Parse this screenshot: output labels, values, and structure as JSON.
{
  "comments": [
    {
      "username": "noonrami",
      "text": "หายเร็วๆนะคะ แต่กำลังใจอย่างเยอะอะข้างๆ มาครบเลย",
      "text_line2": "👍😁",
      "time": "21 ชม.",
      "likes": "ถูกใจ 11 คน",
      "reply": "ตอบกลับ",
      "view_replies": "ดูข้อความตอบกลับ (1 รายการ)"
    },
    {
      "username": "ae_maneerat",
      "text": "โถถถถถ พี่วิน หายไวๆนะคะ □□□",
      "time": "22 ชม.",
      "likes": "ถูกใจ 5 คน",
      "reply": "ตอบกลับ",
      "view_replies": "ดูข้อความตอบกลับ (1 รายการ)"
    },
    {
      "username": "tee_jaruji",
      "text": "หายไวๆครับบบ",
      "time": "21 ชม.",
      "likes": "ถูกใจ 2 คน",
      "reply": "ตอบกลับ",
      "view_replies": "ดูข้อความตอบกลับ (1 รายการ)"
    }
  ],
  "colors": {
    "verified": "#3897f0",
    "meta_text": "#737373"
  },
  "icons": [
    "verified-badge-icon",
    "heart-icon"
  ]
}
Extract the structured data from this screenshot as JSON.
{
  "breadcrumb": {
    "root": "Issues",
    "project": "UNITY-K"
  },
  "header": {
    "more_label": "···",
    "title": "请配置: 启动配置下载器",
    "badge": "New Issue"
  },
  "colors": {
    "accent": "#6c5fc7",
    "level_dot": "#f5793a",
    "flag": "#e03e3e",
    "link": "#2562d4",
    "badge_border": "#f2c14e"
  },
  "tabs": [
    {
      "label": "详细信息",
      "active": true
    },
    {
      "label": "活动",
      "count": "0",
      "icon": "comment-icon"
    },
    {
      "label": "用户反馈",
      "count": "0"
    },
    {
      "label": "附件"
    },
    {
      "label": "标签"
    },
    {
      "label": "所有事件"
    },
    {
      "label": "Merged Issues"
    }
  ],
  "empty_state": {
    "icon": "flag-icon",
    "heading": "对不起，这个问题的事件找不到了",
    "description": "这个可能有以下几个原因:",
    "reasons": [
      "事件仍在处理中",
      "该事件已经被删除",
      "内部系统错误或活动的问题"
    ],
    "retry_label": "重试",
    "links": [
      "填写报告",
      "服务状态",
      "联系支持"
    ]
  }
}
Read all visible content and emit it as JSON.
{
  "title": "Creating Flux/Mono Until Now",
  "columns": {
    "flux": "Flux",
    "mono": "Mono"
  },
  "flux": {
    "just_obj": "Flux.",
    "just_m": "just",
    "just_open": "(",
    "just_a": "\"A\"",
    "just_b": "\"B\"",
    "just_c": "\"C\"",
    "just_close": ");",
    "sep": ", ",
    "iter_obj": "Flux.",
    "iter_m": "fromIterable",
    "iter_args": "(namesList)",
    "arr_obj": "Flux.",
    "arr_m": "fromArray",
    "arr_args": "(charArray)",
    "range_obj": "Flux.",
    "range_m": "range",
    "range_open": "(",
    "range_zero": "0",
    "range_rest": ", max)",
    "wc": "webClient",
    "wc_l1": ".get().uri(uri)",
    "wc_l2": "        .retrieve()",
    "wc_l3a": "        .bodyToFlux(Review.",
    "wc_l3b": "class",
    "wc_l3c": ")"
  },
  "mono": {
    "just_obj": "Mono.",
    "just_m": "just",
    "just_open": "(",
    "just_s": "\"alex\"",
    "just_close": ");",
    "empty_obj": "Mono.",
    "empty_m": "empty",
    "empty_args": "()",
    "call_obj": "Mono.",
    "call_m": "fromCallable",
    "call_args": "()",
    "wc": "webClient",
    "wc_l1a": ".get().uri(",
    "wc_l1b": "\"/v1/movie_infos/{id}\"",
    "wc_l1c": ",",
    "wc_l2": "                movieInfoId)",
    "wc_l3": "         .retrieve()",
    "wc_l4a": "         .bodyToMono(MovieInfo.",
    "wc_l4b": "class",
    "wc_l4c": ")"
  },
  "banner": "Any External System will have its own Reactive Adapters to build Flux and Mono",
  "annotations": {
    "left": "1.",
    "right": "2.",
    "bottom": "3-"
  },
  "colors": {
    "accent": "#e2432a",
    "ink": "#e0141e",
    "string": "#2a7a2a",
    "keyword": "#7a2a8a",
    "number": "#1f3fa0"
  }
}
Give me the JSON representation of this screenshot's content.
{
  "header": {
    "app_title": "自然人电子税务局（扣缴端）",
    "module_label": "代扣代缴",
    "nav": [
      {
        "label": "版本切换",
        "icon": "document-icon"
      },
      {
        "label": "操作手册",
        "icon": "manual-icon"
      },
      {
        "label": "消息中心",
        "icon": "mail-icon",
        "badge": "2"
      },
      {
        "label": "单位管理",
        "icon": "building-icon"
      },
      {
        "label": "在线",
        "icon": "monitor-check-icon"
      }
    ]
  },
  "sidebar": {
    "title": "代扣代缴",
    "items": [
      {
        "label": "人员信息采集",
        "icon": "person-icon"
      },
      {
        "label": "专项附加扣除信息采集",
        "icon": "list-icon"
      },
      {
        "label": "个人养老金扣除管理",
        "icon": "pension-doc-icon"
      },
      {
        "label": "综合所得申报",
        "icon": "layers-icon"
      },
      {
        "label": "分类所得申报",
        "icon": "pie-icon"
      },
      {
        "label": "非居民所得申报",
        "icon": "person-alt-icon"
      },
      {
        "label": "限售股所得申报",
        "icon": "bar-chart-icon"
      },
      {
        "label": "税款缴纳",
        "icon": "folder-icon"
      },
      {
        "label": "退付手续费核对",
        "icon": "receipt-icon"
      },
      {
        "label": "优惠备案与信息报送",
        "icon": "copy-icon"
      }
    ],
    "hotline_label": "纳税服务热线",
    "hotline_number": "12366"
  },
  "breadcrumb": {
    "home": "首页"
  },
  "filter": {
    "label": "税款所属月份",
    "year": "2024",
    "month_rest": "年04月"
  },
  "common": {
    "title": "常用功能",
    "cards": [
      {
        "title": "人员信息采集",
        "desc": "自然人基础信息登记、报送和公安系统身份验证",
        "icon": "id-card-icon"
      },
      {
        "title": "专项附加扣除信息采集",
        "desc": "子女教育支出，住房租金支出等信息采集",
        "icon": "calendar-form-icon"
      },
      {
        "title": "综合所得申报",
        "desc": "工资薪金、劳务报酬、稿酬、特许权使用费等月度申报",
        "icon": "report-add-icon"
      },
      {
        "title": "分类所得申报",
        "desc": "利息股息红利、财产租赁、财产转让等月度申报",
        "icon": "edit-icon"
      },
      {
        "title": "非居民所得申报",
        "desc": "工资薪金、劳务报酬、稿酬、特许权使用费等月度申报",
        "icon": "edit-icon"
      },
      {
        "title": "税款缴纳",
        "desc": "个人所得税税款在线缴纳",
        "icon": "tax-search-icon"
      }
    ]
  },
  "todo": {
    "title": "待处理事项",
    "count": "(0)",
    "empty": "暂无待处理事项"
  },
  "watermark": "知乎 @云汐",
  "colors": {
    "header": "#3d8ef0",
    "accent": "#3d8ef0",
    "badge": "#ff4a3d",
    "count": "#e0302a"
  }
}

* **Goal of the exercise**:
Copy all the entries verbatim.

* **Task solution**:
Parse this screenshot: output labels, values, and structure as JSON.
{
  "comments": [
    {
      "username": "noonrami",
      "text": "หายเร็วๆนะคะ แต่กำลังใจอย่างเยอะอะข้างๆ มาครบเลย",
      "text_line2": "👍😁",
      "time": "21 ชม.",
      "likes": "ถูกใจ 11 คน",
      "reply": "ตอบกลับ",
      "view_replies": "ดูข้อความตอบกลับ (1 รายการ)"
    },
    {
      "username": "ae_maneerat",
      "text": "โถถถถถ พี่วิน หายไวๆนะคะ □□□",
      "time": "22 ชม.",
      "likes": "ถูกใจ 5 คน",
      "reply": "ตอบกลับ",
      "view_replies": "ดูข้อความตอบกลับ (1 รายการ)"
    },
    {
      "username": "tee_jaruji",
      "text": "หายไวๆครับบบ",
      "time": "21 ชม.",
      "likes": "ถูกใจ 2 คน",
      "reply": "ตอบกลับ",
      "view_replies": "ดูข้อความตอบกลับ (1 รายการ)"
    }
  ],
  "colors": {
    "verified": "#3897f0",
    "meta_text": "#737373"
  },
  "icons": [
    "verified-badge-icon",
    "heart-icon"
  ]
}
Extract the structured data from this screenshot as JSON.
{
  "breadcrumb": {
    "root": "Issues",
    "project": "UNITY-K"
  },
  "header": {
    "more_label": "···",
    "title": "请配置: 启动配置下载器",
    "badge": "New Issue"
  },
  "colors": {
    "accent": "#6c5fc7",
    "level_dot": "#f5793a",
    "flag": "#e03e3e",
    "link": "#2562d4",
    "badge_border": "#f2c14e"
  },
  "tabs": [
    {
      "label": "详细信息",
      "active": true
    },
    {
      "label": "活动",
      "count": "0",
      "icon": "comment-icon"
    },
    {
      "label": "用户反馈",
      "count": "0"
    },
    {
      "label": "附件"
    },
    {
      "label": "标签"
    },
    {
      "label": "所有事件"
    },
    {
      "label": "Merged Issues"
    }
  ],
  "empty_state": {
    "icon": "flag-icon",
    "heading": "对不起，这个问题的事件找不到了",
    "description": "这个可能有以下几个原因:",
    "reasons": [
      "事件仍在处理中",
      "该事件已经被删除",
      "内部系统错误或活动的问题"
    ],
    "retry_label": "重试",
    "links": [
      "填写报告",
      "服务状态",
      "联系支持"
    ]
  }
}
Read all visible content and emit it as JSON.
{
  "title": "Creating Flux/Mono Until Now",
  "columns": {
    "flux": "Flux",
    "mono": "Mono"
  },
  "flux": {
    "just_obj": "Flux.",
    "just_m": "just",
    "just_open": "(",
    "just_a": "\"A\"",
    "just_b": "\"B\"",
    "just_c": "\"C\"",
    "just_close": ");",
    "sep": ", ",
    "iter_obj": "Flux.",
    "iter_m": "fromIterable",
    "iter_args": "(namesList)",
    "arr_obj": "Flux.",
    "arr_m": "fromArray",
    "arr_args": "(charArray)",
    "range_obj": "Flux.",
    "range_m": "range",
    "range_open": "(",
    "range_zero": "0",
    "range_rest": ", max)",
    "wc": "webClient",
    "wc_l1": ".get().uri(uri)",
    "wc_l2": "        .retrieve()",
    "wc_l3a": "        .bodyToFlux(Review.",
    "wc_l3b": "class",
    "wc_l3c": ")"
  },
  "mono": {
    "just_obj": "Mono.",
    "just_m": "just",
    "just_open": "(",
    "just_s": "\"alex\"",
    "just_close": ");",
    "empty_obj": "Mono.",
    "empty_m": "empty",
    "empty_args": "()",
    "call_obj": "Mono.",
    "call_m": "fromCallable",
    "call_args": "()",
    "wc": "webClient",
    "wc_l1a": ".get().uri(",
    "wc_l1b": "\"/v1/movie_infos/{id}\"",
    "wc_l1c": ",",
    "wc_l2": "                movieInfoId)",
    "wc_l3": "         .retrieve()",
    "wc_l4a": "         .bodyToMono(MovieInfo.",
    "wc_l4b": "class",
    "wc_l4c": ")"
  },
  "banner": "Any External System will have its own Reactive Adapters to build Flux and Mono",
  "annotations": {
    "left": "1.",
    "right": "2.",
    "bottom": "3-"
  },
  "colors": {
    "accent": "#e2432a",
    "ink": "#e0141e",
    "string": "#2a7a2a",
    "keyword": "#7a2a8a",
    "number": "#1f3fa0"
  }
}
Give me the JSON representation of this screenshot's content.
{
  "header": {
    "app_title": "自然人电子税务局（扣缴端）",
    "module_label": "代扣代缴",
    "nav": [
      {
        "label": "版本切换",
        "icon": "document-icon"
      },
      {
        "label": "操作手册",
        "icon": "manual-icon"
      },
      {
        "label": "消息中心",
        "icon": "mail-icon",
        "badge": "2"
      },
      {
        "label": "单位管理",
        "icon": "building-icon"
      },
      {
        "label": "在线",
        "icon": "monitor-check-icon"
      }
    ]
  },
  "sidebar": {
    "title": "代扣代缴",
    "items": [
      {
        "label": "人员信息采集",
        "icon": "person-icon"
      },
      {
        "label": "专项附加扣除信息采集",
        "icon": "list-icon"
      },
      {
        "label": "个人养老金扣除管理",
        "icon": "pension-doc-icon"
      },
      {
        "label": "综合所得申报",
        "icon": "layers-icon"
      },
      {
        "label": "分类所得申报",
        "icon": "pie-icon"
      },
      {
        "label": "非居民所得申报",
        "icon": "person-alt-icon"
      },
      {
        "label": "限售股所得申报",
        "icon": "bar-chart-icon"
      },
      {
        "label": "税款缴纳",
        "icon": "folder-icon"
      },
      {
        "label": "退付手续费核对",
        "icon": "receipt-icon"
      },
      {
        "label": "优惠备案与信息报送",
        "icon": "copy-icon"
      }
    ],
    "hotline_label": "纳税服务热线",
    "hotline_number": "12366"
  },
  "breadcrumb": {
    "home": "首页"
  },
  "filter": {
    "label": "税款所属月份",
    "year": "2024",
    "month_rest": "年04月"
  },
  "common": {
    "title": "常用功能",
    "cards": [
      {
        "title": "人员信息采集",
        "desc": "自然人基础信息登记、报送和公安系统身份验证",
        "icon": "id-card-icon"
      },
      {
        "title": "专项附加扣除信息采集",
        "desc": "子女教育支出，住房租金支出等信息采集",
        "icon": "calendar-form-icon"
      },
      {
        "title": "综合所得申报",
        "desc": "工资薪金、劳务报酬、稿酬、特许权使用费等月度申报",
        "icon": "report-add-icon"
      },
      {
        "title": "分类所得申报",
        "desc": "利息股息红利、财产租赁、财产转让等月度申报",
        "icon": "edit-icon"
      },
      {
        "title": "非居民所得申报",
        "desc": "工资薪金、劳务报酬、稿酬、特许权使用费等月度申报",
        "icon": "edit-icon"
      },
      {
        "title": "税款缴纳",
        "desc": "个人所得税税款在线缴纳",
        "icon": "tax-search-icon"
      }
    ]
  },
  "todo": {
    "title": "待处理事项",
    "count": "(0)",
    "empty": "暂无待处理事项"
  },
  "watermark": "知乎 @云汐",
  "colors": {
    "header": "#3d8ef0",
    "accent": "#3d8ef0",
    "badge": "#ff4a3d",
    "count": "#e0302a"
  }
}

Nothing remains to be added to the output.